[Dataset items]
********

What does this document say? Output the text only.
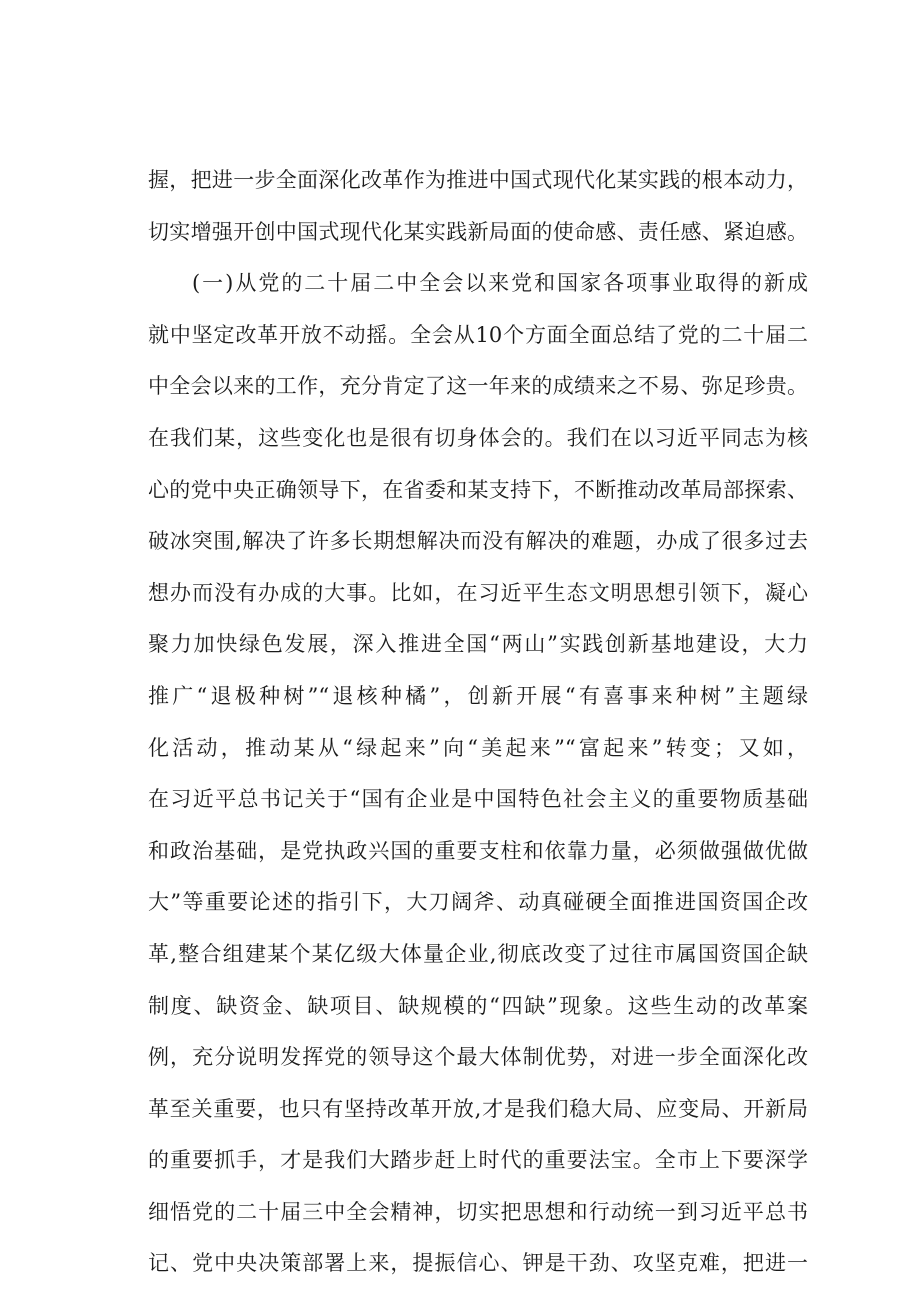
握，把进一步全面深化改革作为推进中国式现代化某实践的根本动力，
切实增强开创中国式现代化某实践新局面的使命感、责任感、紧迫感。
(一)从党的二十届二中全会以来党和国家各项事业取得的新成
就中坚定改革开放不动摇。全会从10个方面全面总结了党的二十届二
中全会以来的工作，充分肯定了这一年来的成绩来之不易、弥足珍贵。
在我们某，这些变化也是很有切身体会的。我们在以习近平同志为核
心的党中央正确领导下，在省委和某支持下，不断推动改革局部探索、
破冰突围,解决了许多长期想解决而没有解决的难题，办成了很多过去
想办而没有办成的大事。比如，在习近平生态文明思想引领下，凝心
聚力加快绿色发展，深入推进全国“两山”实践创新基地建设，大力
推广“退极种树”“退核种橘”，创新开展“有喜事来种树”主题绿
化活动，推动某从“绿起来”向“美起来”“富起来”转变；又如，
在习近平总书记关于“国有企业是中国特色社会主义的重要物质基础
和政治基础，是党执政兴国的重要支柱和依靠力量，必须做强做优做
大”等重要论述的指引下，大刀阔斧、动真碰硬全面推进国资国企改
革,整合组建某个某亿级大体量企业,彻底改变了过往市属国资国企缺
制度、缺资金、缺项目、缺规模的“四缺”现象。这些生动的改革案
例，充分说明发挥党的领导这个最大体制优势，对进一步全面深化改
革至关重要，也只有坚持改革开放,才是我们稳大局、应变局、开新局
的重要抓手，才是我们大踏步赶上时代的重要法宝。全市上下要深学
细悟党的二十届三中全会精神，切实把思想和行动统一到习近平总书
记、党中央决策部署上来，提振信心、钾是干劲、攻坚克难，把进一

********

## PROBLEM
The records above are to be reproduced exactly; the pictures are to be left out.

## EXERCISE ANSWER
What does this document say? Output the text only.
握，把进一步全面深化改革作为推进中国式现代化某实践的根本动力，
切实增强开创中国式现代化某实践新局面的使命感、责任感、紧迫感。
(一)从党的二十届二中全会以来党和国家各项事业取得的新成
就中坚定改革开放不动摇。全会从10个方面全面总结了党的二十届二
中全会以来的工作，充分肯定了这一年来的成绩来之不易、弥足珍贵。
在我们某，这些变化也是很有切身体会的。我们在以习近平同志为核
心的党中央正确领导下，在省委和某支持下，不断推动改革局部探索、
破冰突围,解决了许多长期想解决而没有解决的难题，办成了很多过去
想办而没有办成的大事。比如，在习近平生态文明思想引领下，凝心
聚力加快绿色发展，深入推进全国“两山”实践创新基地建设，大力
推广“退极种树”“退核种橘”，创新开展“有喜事来种树”主题绿
化活动，推动某从“绿起来”向“美起来”“富起来”转变；又如，
在习近平总书记关于“国有企业是中国特色社会主义的重要物质基础
和政治基础，是党执政兴国的重要支柱和依靠力量，必须做强做优做
大”等重要论述的指引下，大刀阔斧、动真碰硬全面推进国资国企改
革,整合组建某个某亿级大体量企业,彻底改变了过往市属国资国企缺
制度、缺资金、缺项目、缺规模的“四缺”现象。这些生动的改革案
例，充分说明发挥党的领导这个最大体制优势，对进一步全面深化改
革至关重要，也只有坚持改革开放,才是我们稳大局、应变局、开新局
的重要抓手，才是我们大踏步赶上时代的重要法宝。全市上下要深学
细悟党的二十届三中全会精神，切实把思想和行动统一到习近平总书
记、党中央决策部署上来，提振信心、钾是干劲、攻坚克难，把进一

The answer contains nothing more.